**Brief**: When a line in the entries contains the word "oder", copy that line in full.

── Supplied information ──

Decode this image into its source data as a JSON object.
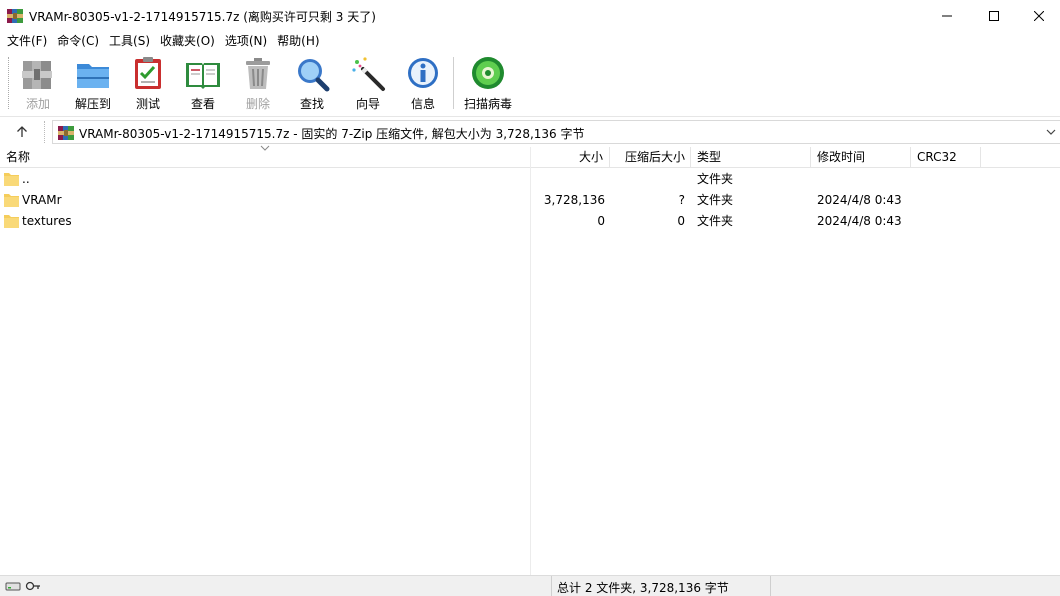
{
  "window": {
    "title": "VRAMr-80305-v1-2-1714915715.7z (离购买许可只剩 3 天了)",
    "icons": {
      "app": "winrar-books-icon",
      "minimize": "minimize-icon",
      "maximize": "maximize-icon",
      "close": "close-icon"
    }
  },
  "menu": [
    "文件(F)",
    "命令(C)",
    "工具(S)",
    "收藏夹(O)",
    "选项(N)",
    "帮助(H)"
  ],
  "toolbar": [
    {
      "label": "添加",
      "icon": "add-archive-icon",
      "disabled": true
    },
    {
      "label": "解压到",
      "icon": "extract-folder-icon",
      "disabled": false
    },
    {
      "label": "测试",
      "icon": "test-clipboard-icon",
      "disabled": false
    },
    {
      "label": "查看",
      "icon": "view-book-icon",
      "disabled": false
    },
    {
      "label": "删除",
      "icon": "trash-icon",
      "disabled": true
    },
    {
      "label": "查找",
      "icon": "magnifier-icon",
      "disabled": false
    },
    {
      "label": "向导",
      "icon": "wizard-wand-icon",
      "disabled": false
    },
    {
      "label": "信息",
      "icon": "info-icon",
      "disabled": false
    },
    {
      "label": "扫描病毒",
      "icon": "virus-scan-icon",
      "disabled": false
    }
  ],
  "address": {
    "text": "VRAMr-80305-v1-2-1714915715.7z - 固实的 7-Zip 压缩文件, 解包大小为 3,728,136 字节",
    "icon": "archive-icon",
    "up_icon": "up-arrow-icon",
    "dropdown_icon": "chevron-down-icon"
  },
  "columns": {
    "name": "名称",
    "size": "大小",
    "packed": "压缩后大小",
    "type": "类型",
    "modified": "修改时间",
    "crc": "CRC32"
  },
  "files": [
    {
      "name": "..",
      "size": "",
      "packed": "",
      "type": "文件夹",
      "modified": "",
      "crc": ""
    },
    {
      "name": "VRAMr",
      "size": "3,728,136",
      "packed": "?",
      "type": "文件夹",
      "modified": "2024/4/8 0:43",
      "crc": ""
    },
    {
      "name": "textures",
      "size": "0",
      "packed": "0",
      "type": "文件夹",
      "modified": "2024/4/8 0:43",
      "crc": ""
    }
  ],
  "status": {
    "summary": "总计 2 文件夹, 3,728,136 字节",
    "left_icons": "drive-key-icon"
  },
  "colors": {
    "folder": "#f5cd5b",
    "disabled_text": "#a0a0a0",
    "status_bg": "#f0f0f0"
  }
}
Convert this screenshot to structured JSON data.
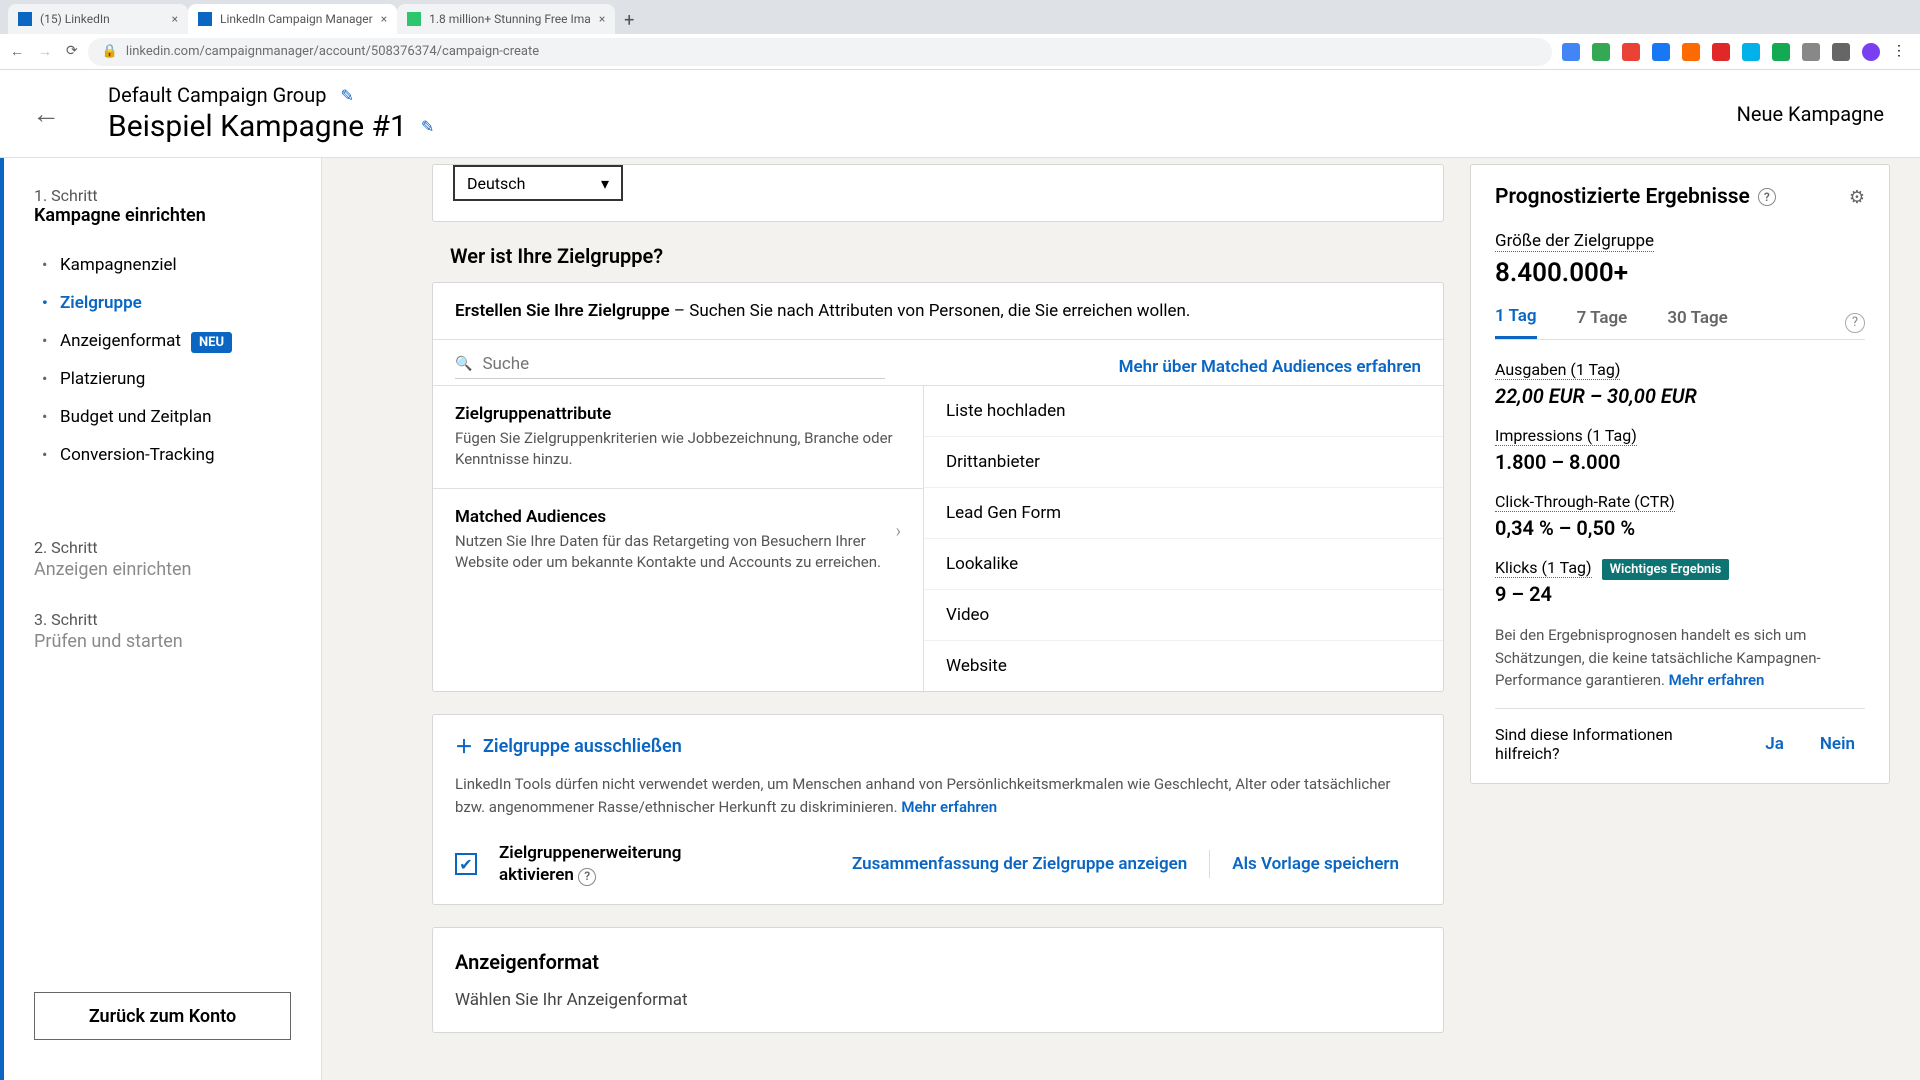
{
  "browser": {
    "tabs": [
      {
        "title": "(15) LinkedIn"
      },
      {
        "title": "LinkedIn Campaign Manager"
      },
      {
        "title": "1.8 million+ Stunning Free Ima"
      }
    ],
    "url": "linkedin.com/campaignmanager/account/508376374/campaign-create"
  },
  "header": {
    "group": "Default Campaign Group",
    "campaign": "Beispiel Kampagne #1",
    "new_label": "Neue Kampagne"
  },
  "sidebar": {
    "step1_label": "1. Schritt",
    "step1_title": "Kampagne einrichten",
    "items": [
      {
        "label": "Kampagnenziel"
      },
      {
        "label": "Zielgruppe"
      },
      {
        "label": "Anzeigenformat",
        "badge": "NEU"
      },
      {
        "label": "Platzierung"
      },
      {
        "label": "Budget und Zeitplan"
      },
      {
        "label": "Conversion-Tracking"
      }
    ],
    "step2_label": "2. Schritt",
    "step2_title": "Anzeigen einrichten",
    "step3_label": "3. Schritt",
    "step3_title": "Prüfen und starten",
    "back_btn": "Zurück zum Konto"
  },
  "content": {
    "language": "Deutsch",
    "audience_q": "Wer ist Ihre Zielgruppe?",
    "aud_top_bold": "Erstellen Sie Ihre Zielgruppe",
    "aud_top_rest": " – Suchen Sie nach Attributen von Personen, die Sie erreichen wollen.",
    "search_placeholder": "Suche",
    "matched_link": "Mehr über Matched Audiences erfahren",
    "left_items": [
      {
        "title": "Zielgruppenattribute",
        "desc": "Fügen Sie Zielgruppenkriterien wie Jobbezeichnung, Branche oder Kenntnisse hinzu."
      },
      {
        "title": "Matched Audiences",
        "desc": "Nutzen Sie Ihre Daten für das Retargeting von Besuchern Ihrer Website oder um bekannte Kontakte und Accounts zu erreichen."
      }
    ],
    "right_items": [
      "Liste hochladen",
      "Drittanbieter",
      "Lead Gen Form",
      "Lookalike",
      "Video",
      "Website"
    ],
    "exclude_btn": "Zielgruppe ausschließen",
    "exclude_note": "LinkedIn Tools dürfen nicht verwendet werden, um Menschen anhand von Persönlichkeitsmerkmalen wie Geschlecht, Alter oder tatsächlicher bzw. angenommener Rasse/ethnischer Herkunft zu diskriminieren. ",
    "exclude_more": "Mehr erfahren",
    "footer_chk_label": "Zielgruppenerweiterung aktivieren",
    "footer_summary": "Zusammenfassung der Zielgruppe anzeigen",
    "footer_save": "Als Vorlage speichern",
    "format_title": "Anzeigenformat",
    "format_sub": "Wählen Sie Ihr Anzeigenformat"
  },
  "forecast": {
    "title": "Prognostizierte Ergebnisse",
    "size_lbl": "Größe der Zielgruppe",
    "size_val": "8.400.000+",
    "tabs": [
      "1 Tag",
      "7 Tage",
      "30 Tage"
    ],
    "metrics": [
      {
        "lbl": "Ausgaben (1 Tag)",
        "val": "22,00 EUR – 30,00 EUR",
        "italic": true
      },
      {
        "lbl": "Impressions (1 Tag)",
        "val": "1.800 – 8.000"
      },
      {
        "lbl": "Click-Through-Rate (CTR)",
        "val": "0,34 % – 0,50 %"
      },
      {
        "lbl": "Klicks (1 Tag)",
        "val": "9 – 24",
        "badge": "Wichtiges Ergebnis"
      }
    ],
    "note": "Bei den Ergebnisprognosen handelt es sich um Schätzungen, die keine tatsächliche Kampagnen-Performance garantieren. ",
    "note_more": "Mehr erfahren",
    "feedback_q": "Sind diese Informationen hilfreich?",
    "yes": "Ja",
    "no": "Nein"
  }
}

───

**Result of the task**:
        "desc": "Fügen Sie Zielgruppenkriterien wie Jobbezeichnung, Branche oder Kenntnisse hinzu."
        "desc": "Nutzen Sie Ihre Daten für das Retargeting von Besuchern Ihrer Website oder um bekannte Kontakte und Accounts zu erreichen."
    "exclude_note": "LinkedIn Tools dürfen nicht verwendet werden, um Menschen anhand von Persönlichkeitsmerkmalen wie Geschlecht, Alter oder tatsächlicher bzw. angenommener Rasse/ethnischer Herkunft zu diskriminieren. ",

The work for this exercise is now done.